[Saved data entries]
- - - - -

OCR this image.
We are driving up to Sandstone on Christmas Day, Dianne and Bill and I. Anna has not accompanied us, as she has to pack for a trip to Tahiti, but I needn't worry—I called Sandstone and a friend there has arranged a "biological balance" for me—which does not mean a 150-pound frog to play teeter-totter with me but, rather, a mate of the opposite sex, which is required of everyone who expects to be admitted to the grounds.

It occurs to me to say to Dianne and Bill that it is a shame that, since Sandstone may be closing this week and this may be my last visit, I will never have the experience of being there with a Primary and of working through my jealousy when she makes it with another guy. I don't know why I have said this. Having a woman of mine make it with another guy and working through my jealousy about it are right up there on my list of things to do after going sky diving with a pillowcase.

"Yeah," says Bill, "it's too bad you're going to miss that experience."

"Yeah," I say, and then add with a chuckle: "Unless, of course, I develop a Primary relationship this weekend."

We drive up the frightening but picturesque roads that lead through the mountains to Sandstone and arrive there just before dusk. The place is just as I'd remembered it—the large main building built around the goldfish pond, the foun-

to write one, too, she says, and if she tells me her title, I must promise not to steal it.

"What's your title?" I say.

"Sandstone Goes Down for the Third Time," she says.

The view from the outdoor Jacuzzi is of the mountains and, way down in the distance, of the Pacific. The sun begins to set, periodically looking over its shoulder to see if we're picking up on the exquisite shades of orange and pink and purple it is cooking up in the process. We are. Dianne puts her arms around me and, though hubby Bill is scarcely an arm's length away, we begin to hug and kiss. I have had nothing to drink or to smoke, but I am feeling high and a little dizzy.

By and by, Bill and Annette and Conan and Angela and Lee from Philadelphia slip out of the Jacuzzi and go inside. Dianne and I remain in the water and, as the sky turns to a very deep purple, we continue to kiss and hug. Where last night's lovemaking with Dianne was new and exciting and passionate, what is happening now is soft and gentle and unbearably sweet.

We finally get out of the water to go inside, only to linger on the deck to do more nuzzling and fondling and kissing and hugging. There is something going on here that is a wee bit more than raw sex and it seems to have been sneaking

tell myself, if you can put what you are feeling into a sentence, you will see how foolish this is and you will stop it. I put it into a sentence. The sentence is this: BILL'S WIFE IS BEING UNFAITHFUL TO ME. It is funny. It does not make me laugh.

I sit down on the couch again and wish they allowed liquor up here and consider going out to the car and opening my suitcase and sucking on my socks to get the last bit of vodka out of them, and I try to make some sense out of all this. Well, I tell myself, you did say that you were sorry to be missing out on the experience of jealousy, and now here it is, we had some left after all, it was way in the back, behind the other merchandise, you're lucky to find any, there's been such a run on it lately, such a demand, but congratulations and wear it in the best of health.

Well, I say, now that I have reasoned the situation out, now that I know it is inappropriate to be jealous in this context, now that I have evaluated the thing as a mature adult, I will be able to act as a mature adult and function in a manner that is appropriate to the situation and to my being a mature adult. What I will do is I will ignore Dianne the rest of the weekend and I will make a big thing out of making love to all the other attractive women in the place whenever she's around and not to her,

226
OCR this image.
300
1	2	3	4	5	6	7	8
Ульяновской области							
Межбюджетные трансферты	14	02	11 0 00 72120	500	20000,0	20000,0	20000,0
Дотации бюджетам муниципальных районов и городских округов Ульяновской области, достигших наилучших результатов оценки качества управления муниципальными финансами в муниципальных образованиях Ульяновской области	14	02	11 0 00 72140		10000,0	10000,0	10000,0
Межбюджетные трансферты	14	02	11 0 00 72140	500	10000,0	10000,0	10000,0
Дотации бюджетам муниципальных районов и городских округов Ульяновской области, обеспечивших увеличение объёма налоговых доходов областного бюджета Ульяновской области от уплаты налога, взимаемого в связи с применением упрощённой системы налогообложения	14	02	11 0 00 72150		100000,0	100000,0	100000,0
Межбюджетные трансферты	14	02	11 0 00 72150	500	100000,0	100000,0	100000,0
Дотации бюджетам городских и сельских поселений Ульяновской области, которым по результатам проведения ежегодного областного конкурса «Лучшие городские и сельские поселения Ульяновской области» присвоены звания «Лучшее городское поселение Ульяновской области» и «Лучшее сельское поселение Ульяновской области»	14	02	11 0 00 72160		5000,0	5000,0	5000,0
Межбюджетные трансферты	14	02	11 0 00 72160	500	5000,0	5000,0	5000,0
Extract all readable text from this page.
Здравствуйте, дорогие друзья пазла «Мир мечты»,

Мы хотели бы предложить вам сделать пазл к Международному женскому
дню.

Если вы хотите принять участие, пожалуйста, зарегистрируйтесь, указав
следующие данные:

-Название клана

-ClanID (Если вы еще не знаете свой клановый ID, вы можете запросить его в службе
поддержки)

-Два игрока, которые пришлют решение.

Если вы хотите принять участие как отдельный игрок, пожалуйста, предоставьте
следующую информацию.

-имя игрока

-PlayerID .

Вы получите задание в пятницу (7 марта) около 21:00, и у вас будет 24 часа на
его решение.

- - - - -

» Work instructions
Print the entries exactly. Include every one.

» Task output
OCR this image.
We are driving up to Sandstone on Christmas Day, Dianne and Bill and I. Anna has not accompanied us, as she has to pack for a trip to Tahiti, but I needn't worry—I called Sandstone and a friend there has arranged a "biological balance" for me—which does not mean a 150-pound frog to play teeter-totter with me but, rather, a mate of the opposite sex, which is required of everyone who expects to be admitted to the grounds.

It occurs to me to say to Dianne and Bill that it is a shame that, since Sandstone may be closing this week and this may be my last visit, I will never have the experience of being there with a Primary and of working through my jealousy when she makes it with another guy. I don't know why I have said this. Having a woman of mine make it with another guy and working through my jealousy about it are right up there on my list of things to do after going sky diving with a pillowcase.

"Yeah," says Bill, "it's too bad you're going to miss that experience."

"Yeah," I say, and then add with a chuckle: "Unless, of course, I develop a Primary relationship this weekend."

We drive up the frightening but picturesque roads that lead through the mountains to Sandstone and arrive there just before dusk. The place is just as I'd remembered it—the large main building built around the goldfish pond, the foun-

to write one, too, she says, and if she tells me her title, I must promise not to steal it.

"What's your title?" I say.

"Sandstone Goes Down for the Third Time," she says.

The view from the outdoor Jacuzzi is of the mountains and, way down in the distance, of the Pacific. The sun begins to set, periodically looking over its shoulder to see if we're picking up on the exquisite shades of orange and pink and purple it is cooking up in the process. We are. Dianne puts her arms around me and, though hubby Bill is scarcely an arm's length away, we begin to hug and kiss. I have had nothing to drink or to smoke, but I am feeling high and a little dizzy.

By and by, Bill and Annette and Conan and Angela and Lee from Philadelphia slip out of the Jacuzzi and go inside. Dianne and I remain in the water and, as the sky turns to a very deep purple, we continue to kiss and hug. Where last night's lovemaking with Dianne was new and exciting and passionate, what is happening now is soft and gentle and unbearably sweet.

We finally get out of the water to go inside, only to linger on the deck to do more nuzzling and fondling and kissing and hugging. There is something going on here that is a wee bit more than raw sex and it seems to have been sneaking

tell myself, if you can put what you are feeling into a sentence, you will see how foolish this is and you will stop it. I put it into a sentence. The sentence is this: BILL'S WIFE IS BEING UNFAITHFUL TO ME. It is funny. It does not make me laugh.

I sit down on the couch again and wish they allowed liquor up here and consider going out to the car and opening my suitcase and sucking on my socks to get the last bit of vodka out of them, and I try to make some sense out of all this. Well, I tell myself, you did say that you were sorry to be missing out on the experience of jealousy, and now here it is, we had some left after all, it was way in the back, behind the other merchandise, you're lucky to find any, there's been such a run on it lately, such a demand, but congratulations and wear it in the best of health.

Well, I say, now that I have reasoned the situation out, now that I know it is inappropriate to be jealous in this context, now that I have evaluated the thing as a mature adult, I will be able to act as a mature adult and function in a manner that is appropriate to the situation and to my being a mature adult. What I will do is I will ignore Dianne the rest of the weekend and I will make a big thing out of making love to all the other attractive women in the place whenever she's around and not to her,

226
OCR this image.
300
1	2	3	4	5	6	7	8
Ульяновской области							
Межбюджетные трансферты	14	02	11 0 00 72120	500	20000,0	20000,0	20000,0
Дотации бюджетам муниципальных районов и городских округов Ульяновской области, достигших наилучших результатов оценки качества управления муниципальными финансами в муниципальных образованиях Ульяновской области	14	02	11 0 00 72140		10000,0	10000,0	10000,0
Межбюджетные трансферты	14	02	11 0 00 72140	500	10000,0	10000,0	10000,0
Дотации бюджетам муниципальных районов и городских округов Ульяновской области, обеспечивших увеличение объёма налоговых доходов областного бюджета Ульяновской области от уплаты налога, взимаемого в связи с применением упрощённой системы налогообложения	14	02	11 0 00 72150		100000,0	100000,0	100000,0
Межбюджетные трансферты	14	02	11 0 00 72150	500	100000,0	100000,0	100000,0
Дотации бюджетам городских и сельских поселений Ульяновской области, которым по результатам проведения ежегодного областного конкурса «Лучшие городские и сельские поселения Ульяновской области» присвоены звания «Лучшее городское поселение Ульяновской области» и «Лучшее сельское поселение Ульяновской области»	14	02	11 0 00 72160		5000,0	5000,0	5000,0
Межбюджетные трансферты	14	02	11 0 00 72160	500	5000,0	5000,0	5000,0
Extract all readable text from this page.
Здравствуйте, дорогие друзья пазла «Мир мечты»,

Мы хотели бы предложить вам сделать пазл к Международному женскому
дню.

Если вы хотите принять участие, пожалуйста, зарегистрируйтесь, указав
следующие данные:

-Название клана

-ClanID (Если вы еще не знаете свой клановый ID, вы можете запросить его в службе
поддержки)

-Два игрока, которые пришлют решение.

Если вы хотите принять участие как отдельный игрок, пожалуйста, предоставьте
следующую информацию.

-имя игрока

-PlayerID .

Вы получите задание в пятницу (7 марта) около 21:00, и у вас будет 24 часа на
его решение.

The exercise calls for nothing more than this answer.